Written exercise: Report how many lines contain "zoom". The answer is a single number.

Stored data
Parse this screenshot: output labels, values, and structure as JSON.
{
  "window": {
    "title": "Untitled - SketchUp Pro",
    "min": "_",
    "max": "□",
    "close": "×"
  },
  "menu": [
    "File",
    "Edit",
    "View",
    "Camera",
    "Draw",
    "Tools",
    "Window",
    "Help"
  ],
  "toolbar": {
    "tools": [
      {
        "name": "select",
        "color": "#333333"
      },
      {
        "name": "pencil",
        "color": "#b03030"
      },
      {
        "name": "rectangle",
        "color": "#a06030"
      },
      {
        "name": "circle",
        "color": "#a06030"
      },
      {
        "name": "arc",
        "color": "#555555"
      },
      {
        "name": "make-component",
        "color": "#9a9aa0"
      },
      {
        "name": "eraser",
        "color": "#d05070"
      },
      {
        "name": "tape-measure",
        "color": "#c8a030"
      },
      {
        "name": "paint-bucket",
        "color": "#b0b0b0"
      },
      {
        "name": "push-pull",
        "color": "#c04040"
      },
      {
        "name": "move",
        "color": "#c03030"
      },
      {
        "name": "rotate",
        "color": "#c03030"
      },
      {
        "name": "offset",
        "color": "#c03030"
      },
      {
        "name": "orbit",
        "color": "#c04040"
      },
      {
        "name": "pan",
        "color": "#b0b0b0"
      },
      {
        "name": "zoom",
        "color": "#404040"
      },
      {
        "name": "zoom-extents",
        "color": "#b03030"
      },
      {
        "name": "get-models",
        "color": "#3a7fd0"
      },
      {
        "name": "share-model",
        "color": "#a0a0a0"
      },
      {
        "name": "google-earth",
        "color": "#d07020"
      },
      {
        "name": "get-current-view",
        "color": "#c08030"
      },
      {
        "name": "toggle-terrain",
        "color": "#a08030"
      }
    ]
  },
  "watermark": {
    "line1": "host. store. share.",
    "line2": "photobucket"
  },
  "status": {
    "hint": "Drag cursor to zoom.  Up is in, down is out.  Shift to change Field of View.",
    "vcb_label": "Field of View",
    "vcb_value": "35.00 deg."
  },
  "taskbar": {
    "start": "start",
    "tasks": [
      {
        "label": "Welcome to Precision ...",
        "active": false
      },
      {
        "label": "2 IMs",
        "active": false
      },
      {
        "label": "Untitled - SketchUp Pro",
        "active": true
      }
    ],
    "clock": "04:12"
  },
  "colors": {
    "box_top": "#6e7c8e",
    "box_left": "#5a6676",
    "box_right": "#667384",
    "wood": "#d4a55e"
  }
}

Task output: 3